• _Aim_
Tally up the lines below that include the word "otorga". Answer with the number alone.

• _Listed records_
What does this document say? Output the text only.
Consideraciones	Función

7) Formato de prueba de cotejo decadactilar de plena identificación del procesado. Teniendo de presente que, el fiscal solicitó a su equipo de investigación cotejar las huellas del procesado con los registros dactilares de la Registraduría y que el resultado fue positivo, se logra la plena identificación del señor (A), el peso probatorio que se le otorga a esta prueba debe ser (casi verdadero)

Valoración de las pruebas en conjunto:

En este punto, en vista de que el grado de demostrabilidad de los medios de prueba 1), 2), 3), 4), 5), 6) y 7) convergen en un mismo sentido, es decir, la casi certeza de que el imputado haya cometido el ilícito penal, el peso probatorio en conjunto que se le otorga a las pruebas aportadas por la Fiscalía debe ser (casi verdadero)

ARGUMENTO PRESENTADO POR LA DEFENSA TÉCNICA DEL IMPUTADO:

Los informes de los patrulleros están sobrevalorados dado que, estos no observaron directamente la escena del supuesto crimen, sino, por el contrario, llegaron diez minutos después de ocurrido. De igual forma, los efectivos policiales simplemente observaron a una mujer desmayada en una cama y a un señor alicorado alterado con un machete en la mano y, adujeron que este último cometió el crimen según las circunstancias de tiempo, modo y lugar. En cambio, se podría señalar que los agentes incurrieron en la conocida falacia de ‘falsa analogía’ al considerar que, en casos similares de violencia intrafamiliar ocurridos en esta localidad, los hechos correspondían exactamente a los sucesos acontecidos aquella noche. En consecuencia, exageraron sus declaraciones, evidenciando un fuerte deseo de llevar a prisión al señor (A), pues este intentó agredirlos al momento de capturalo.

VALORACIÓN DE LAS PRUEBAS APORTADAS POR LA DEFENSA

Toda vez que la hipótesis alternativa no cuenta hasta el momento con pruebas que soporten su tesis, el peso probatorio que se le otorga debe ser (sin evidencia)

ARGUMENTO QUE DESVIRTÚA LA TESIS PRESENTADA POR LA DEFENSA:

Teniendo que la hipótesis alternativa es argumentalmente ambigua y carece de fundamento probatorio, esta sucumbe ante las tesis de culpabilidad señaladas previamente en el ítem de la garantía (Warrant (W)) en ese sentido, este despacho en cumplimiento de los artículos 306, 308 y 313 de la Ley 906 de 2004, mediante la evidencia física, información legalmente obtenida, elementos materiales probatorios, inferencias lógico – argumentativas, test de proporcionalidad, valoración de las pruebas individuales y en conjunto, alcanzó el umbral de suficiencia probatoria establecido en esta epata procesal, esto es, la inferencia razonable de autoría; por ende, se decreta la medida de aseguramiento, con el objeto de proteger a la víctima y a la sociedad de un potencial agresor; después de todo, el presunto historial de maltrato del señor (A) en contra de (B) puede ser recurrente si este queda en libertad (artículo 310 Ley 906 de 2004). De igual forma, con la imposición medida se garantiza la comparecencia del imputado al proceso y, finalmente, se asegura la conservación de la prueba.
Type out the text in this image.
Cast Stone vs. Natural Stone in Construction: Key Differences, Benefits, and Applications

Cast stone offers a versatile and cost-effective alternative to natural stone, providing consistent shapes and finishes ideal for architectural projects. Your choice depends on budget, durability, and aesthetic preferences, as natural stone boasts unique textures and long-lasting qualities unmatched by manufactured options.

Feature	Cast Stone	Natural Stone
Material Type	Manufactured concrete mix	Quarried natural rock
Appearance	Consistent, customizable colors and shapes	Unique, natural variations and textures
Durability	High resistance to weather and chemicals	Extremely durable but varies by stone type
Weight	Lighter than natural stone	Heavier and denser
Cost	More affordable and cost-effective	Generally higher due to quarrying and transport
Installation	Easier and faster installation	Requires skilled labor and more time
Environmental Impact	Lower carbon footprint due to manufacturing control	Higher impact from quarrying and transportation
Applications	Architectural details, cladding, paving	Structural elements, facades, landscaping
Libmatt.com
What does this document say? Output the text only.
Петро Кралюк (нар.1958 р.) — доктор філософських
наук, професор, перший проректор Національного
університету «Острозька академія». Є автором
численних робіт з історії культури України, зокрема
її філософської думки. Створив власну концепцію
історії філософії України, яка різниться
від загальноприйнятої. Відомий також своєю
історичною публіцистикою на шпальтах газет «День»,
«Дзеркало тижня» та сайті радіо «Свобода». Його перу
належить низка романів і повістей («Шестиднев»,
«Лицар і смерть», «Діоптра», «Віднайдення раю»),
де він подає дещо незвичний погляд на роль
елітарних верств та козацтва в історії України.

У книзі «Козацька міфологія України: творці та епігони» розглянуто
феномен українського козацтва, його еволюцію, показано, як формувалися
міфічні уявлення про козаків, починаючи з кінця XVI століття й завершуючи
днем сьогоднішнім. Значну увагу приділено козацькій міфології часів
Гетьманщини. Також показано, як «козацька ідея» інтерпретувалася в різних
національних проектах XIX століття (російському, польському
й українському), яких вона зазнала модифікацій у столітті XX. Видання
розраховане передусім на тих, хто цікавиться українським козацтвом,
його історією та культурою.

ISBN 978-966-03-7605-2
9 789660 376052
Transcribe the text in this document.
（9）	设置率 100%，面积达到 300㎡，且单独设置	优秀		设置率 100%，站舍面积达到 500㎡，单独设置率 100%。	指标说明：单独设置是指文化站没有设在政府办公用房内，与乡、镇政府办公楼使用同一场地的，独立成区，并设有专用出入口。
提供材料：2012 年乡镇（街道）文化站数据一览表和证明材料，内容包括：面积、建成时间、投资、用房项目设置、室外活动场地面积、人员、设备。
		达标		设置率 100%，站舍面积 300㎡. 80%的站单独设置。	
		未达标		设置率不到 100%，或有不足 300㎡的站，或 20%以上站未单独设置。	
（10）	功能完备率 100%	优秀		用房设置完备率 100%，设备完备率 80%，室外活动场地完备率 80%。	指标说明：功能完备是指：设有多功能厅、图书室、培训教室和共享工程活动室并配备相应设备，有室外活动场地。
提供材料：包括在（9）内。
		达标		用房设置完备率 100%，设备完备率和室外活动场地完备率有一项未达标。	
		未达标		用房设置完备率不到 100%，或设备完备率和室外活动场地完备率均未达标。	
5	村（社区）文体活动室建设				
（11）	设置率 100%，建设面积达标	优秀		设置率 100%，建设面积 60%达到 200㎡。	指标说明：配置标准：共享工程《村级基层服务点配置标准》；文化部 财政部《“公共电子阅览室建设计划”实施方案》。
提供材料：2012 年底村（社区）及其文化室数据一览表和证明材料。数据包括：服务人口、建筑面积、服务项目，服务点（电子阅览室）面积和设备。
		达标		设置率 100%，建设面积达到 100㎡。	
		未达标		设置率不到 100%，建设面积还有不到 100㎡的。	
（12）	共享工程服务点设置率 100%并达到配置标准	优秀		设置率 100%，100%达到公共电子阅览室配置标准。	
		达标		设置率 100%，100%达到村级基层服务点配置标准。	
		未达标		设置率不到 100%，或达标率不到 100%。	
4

• _Right answer_
3